WHAT IS REQUIRED - Every line that contains the word "échelles" should be copied.
------------
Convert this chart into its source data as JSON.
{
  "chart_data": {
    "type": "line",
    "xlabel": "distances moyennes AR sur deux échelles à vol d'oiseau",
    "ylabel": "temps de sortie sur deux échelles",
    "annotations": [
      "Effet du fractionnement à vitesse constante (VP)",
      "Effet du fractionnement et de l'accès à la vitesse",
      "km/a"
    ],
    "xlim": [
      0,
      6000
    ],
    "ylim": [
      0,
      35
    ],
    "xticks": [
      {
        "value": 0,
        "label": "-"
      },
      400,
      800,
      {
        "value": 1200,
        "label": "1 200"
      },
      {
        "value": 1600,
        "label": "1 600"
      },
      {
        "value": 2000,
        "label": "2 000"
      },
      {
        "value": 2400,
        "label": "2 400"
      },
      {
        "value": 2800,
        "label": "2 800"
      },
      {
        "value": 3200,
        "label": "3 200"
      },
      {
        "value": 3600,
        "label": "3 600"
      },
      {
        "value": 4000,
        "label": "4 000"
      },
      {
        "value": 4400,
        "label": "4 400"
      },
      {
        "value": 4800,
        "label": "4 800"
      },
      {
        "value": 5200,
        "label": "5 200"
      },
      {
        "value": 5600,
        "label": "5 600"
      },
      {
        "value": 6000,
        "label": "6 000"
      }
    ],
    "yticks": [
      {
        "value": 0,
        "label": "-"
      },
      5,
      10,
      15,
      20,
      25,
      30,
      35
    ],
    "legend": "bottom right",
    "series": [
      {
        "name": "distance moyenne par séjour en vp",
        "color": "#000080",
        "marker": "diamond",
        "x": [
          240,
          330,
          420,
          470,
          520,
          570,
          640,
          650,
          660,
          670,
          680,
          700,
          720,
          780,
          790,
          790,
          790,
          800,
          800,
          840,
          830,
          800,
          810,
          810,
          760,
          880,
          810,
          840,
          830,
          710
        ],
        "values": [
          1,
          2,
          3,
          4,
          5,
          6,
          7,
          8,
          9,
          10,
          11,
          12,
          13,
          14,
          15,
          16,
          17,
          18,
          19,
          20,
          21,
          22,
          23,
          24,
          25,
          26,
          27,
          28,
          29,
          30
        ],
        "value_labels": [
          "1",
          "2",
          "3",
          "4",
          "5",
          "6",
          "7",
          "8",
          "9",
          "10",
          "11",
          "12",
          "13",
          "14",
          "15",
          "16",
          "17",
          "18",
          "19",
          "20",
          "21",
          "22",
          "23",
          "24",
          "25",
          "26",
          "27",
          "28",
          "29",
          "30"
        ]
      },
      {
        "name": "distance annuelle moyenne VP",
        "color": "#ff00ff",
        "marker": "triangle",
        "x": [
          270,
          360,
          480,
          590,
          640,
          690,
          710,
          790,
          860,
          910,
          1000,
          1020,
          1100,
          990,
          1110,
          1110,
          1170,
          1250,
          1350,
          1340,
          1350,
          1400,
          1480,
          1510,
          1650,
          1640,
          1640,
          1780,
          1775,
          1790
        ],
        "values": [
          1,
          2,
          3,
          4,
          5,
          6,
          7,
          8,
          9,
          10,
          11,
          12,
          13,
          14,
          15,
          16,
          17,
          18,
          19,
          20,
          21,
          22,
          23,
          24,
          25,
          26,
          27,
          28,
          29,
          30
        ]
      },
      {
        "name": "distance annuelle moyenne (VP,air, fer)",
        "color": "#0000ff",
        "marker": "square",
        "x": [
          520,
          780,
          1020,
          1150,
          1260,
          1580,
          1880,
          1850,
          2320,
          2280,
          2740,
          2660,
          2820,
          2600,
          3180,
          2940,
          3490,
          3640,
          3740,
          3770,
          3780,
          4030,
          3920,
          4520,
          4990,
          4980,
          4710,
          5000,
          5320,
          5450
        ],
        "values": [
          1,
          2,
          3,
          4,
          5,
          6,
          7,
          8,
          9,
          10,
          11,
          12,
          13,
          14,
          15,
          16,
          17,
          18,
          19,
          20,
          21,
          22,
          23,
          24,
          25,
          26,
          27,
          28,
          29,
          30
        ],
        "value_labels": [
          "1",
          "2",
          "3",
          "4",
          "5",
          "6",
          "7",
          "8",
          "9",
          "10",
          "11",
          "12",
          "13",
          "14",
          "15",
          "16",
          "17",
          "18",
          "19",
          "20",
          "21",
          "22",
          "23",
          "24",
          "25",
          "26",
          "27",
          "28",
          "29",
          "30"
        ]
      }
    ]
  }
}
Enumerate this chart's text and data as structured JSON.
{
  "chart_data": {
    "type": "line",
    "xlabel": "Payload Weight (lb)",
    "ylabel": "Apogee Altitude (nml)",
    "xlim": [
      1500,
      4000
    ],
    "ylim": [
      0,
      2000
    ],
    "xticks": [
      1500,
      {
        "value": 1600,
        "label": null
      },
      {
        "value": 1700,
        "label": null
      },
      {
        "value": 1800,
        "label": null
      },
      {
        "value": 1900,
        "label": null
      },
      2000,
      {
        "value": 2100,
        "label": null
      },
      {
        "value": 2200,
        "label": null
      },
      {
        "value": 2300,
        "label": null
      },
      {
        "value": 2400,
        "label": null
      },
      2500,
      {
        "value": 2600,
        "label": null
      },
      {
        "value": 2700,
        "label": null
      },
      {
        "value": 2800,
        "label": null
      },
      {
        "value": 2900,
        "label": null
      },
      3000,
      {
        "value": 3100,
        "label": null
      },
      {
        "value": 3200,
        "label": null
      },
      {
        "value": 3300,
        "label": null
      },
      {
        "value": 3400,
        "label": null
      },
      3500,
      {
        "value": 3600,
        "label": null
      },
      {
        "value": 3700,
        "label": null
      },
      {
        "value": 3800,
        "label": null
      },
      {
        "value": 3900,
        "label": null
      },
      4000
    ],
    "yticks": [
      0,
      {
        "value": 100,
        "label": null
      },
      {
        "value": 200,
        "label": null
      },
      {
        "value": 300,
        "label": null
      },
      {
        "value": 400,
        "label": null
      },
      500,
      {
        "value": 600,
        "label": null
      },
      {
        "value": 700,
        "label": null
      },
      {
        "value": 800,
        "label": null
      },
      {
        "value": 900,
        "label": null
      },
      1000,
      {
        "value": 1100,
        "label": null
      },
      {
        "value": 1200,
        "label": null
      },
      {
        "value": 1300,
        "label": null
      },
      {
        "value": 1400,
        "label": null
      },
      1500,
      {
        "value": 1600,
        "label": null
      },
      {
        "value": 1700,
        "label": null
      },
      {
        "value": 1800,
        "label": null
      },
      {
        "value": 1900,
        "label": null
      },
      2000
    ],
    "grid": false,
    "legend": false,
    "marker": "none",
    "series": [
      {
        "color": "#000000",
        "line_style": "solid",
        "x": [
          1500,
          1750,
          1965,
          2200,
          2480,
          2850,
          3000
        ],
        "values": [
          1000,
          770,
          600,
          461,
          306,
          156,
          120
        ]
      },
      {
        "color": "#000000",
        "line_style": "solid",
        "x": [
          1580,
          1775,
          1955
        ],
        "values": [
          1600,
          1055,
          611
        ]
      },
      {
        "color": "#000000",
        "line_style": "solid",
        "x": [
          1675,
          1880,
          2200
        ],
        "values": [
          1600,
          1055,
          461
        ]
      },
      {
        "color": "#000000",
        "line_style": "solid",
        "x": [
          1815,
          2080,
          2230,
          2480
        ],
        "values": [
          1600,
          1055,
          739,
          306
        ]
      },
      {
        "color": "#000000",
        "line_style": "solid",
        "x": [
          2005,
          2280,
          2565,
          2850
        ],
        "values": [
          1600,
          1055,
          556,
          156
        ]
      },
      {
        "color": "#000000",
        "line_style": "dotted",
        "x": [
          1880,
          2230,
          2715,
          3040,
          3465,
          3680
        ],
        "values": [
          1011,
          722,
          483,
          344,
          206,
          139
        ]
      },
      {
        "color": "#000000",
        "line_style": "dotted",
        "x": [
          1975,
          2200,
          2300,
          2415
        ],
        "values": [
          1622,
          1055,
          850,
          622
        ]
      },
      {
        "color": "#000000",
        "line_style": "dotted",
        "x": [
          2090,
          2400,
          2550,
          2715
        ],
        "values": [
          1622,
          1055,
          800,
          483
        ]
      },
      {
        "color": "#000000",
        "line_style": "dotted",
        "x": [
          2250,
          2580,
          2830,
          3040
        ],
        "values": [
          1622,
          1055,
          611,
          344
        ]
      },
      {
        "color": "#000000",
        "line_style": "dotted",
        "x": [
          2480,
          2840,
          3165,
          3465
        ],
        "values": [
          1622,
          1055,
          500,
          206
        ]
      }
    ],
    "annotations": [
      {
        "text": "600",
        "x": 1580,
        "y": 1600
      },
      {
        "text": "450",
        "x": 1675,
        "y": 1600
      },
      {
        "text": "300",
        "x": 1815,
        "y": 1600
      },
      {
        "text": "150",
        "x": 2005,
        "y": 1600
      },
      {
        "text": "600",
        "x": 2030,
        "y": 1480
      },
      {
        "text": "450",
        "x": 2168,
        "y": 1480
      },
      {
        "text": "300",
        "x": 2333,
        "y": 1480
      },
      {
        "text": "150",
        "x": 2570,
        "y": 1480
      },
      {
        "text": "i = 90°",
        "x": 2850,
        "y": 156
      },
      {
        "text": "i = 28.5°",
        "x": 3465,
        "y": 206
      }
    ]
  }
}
------------
OUTPUT OF THE EXERCISE -
    "xlabel": "distances moyennes AR sur deux échelles à vol d'oiseau",
    "ylabel": "temps de sortie sur deux échelles",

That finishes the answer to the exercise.